* **CHALLENGE**: Output the material below in full, exactly as it is.

* **MATERIAL**:
-- begin --
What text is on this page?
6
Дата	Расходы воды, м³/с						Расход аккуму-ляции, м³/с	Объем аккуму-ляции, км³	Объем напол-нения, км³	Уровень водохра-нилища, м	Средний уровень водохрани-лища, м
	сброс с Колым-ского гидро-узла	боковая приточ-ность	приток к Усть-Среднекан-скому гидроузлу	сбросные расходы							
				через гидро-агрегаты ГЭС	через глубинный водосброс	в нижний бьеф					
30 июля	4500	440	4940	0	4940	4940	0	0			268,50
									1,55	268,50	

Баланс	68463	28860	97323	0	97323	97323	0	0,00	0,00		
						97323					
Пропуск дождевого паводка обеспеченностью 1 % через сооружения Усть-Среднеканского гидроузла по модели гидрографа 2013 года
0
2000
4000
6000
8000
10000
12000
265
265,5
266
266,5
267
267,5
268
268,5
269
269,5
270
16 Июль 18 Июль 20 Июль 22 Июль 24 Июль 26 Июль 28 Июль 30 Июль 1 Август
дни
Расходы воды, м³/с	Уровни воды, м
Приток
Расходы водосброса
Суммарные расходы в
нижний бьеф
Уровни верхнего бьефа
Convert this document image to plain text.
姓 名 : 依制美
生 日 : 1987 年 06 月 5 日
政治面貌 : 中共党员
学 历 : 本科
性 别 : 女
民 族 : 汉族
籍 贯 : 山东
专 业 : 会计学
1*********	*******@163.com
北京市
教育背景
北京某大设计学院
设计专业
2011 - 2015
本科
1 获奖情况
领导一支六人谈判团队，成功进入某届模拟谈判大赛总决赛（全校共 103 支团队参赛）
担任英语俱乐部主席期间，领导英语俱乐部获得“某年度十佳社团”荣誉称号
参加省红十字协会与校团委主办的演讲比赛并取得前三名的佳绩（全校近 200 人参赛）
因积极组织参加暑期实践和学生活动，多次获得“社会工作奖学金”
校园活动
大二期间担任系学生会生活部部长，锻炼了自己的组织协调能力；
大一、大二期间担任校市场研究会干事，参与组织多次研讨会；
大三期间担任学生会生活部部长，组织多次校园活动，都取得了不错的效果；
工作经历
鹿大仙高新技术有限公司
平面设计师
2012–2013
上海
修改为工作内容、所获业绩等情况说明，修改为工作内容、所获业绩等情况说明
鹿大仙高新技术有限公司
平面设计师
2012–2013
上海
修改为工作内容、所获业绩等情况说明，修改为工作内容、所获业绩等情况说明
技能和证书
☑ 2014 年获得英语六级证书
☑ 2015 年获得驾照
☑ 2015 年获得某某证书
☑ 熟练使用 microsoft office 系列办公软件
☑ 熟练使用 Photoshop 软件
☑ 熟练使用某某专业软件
-- end --
* **TASK OUTPUT**:
What text is on this page?
6
Дата	Расходы воды, м³/с						Расход аккуму-ляции, м³/с	Объем аккуму-ляции, км³	Объем напол-нения, км³	Уровень водохра-нилища, м	Средний уровень водохрани-лища, м
	сброс с Колым-ского гидро-узла	боковая приточ-ность	приток к Усть-Среднекан-скому гидроузлу	сбросные расходы							
				через гидро-агрегаты ГЭС	через глубинный водосброс	в нижний бьеф					
30 июля	4500	440	4940	0	4940	4940	0	0			268,50
									1,55	268,50	

Баланс	68463	28860	97323	0	97323	97323	0	0,00	0,00		
						97323					
Пропуск дождевого паводка обеспеченностью 1 % через сооружения Усть-Среднеканского гидроузла по модели гидрографа 2013 года
0
2000
4000
6000
8000
10000
12000
265
265,5
266
266,5
267
267,5
268
268,5
269
269,5
270
16 Июль 18 Июль 20 Июль 22 Июль 24 Июль 26 Июль 28 Июль 30 Июль 1 Август
дни
Расходы воды, м³/с	Уровни воды, м
Приток
Расходы водосброса
Суммарные расходы в
нижний бьеф
Уровни верхнего бьефа
Convert this document image to plain text.
姓 名 : 依制美
生 日 : 1987 年 06 月 5 日
政治面貌 : 中共党员
学 历 : 本科
性 别 : 女
民 族 : 汉族
籍 贯 : 山东
专 业 : 会计学
1*********	*******@163.com
北京市
教育背景
北京某大设计学院
设计专业
2011 - 2015
本科
1 获奖情况
领导一支六人谈判团队，成功进入某届模拟谈判大赛总决赛（全校共 103 支团队参赛）
担任英语俱乐部主席期间，领导英语俱乐部获得“某年度十佳社团”荣誉称号
参加省红十字协会与校团委主办的演讲比赛并取得前三名的佳绩（全校近 200 人参赛）
因积极组织参加暑期实践和学生活动，多次获得“社会工作奖学金”
校园活动
大二期间担任系学生会生活部部长，锻炼了自己的组织协调能力；
大一、大二期间担任校市场研究会干事，参与组织多次研讨会；
大三期间担任学生会生活部部长，组织多次校园活动，都取得了不错的效果；
工作经历
鹿大仙高新技术有限公司
平面设计师
2012–2013
上海
修改为工作内容、所获业绩等情况说明，修改为工作内容、所获业绩等情况说明
鹿大仙高新技术有限公司
平面设计师
2012–2013
上海
修改为工作内容、所获业绩等情况说明，修改为工作内容、所获业绩等情况说明
技能和证书
☑ 2014 年获得英语六级证书
☑ 2015 年获得驾照
☑ 2015 年获得某某证书
☑ 熟练使用 microsoft office 系列办公软件
☑ 熟练使用 Photoshop 软件
☑ 熟练使用某某专业软件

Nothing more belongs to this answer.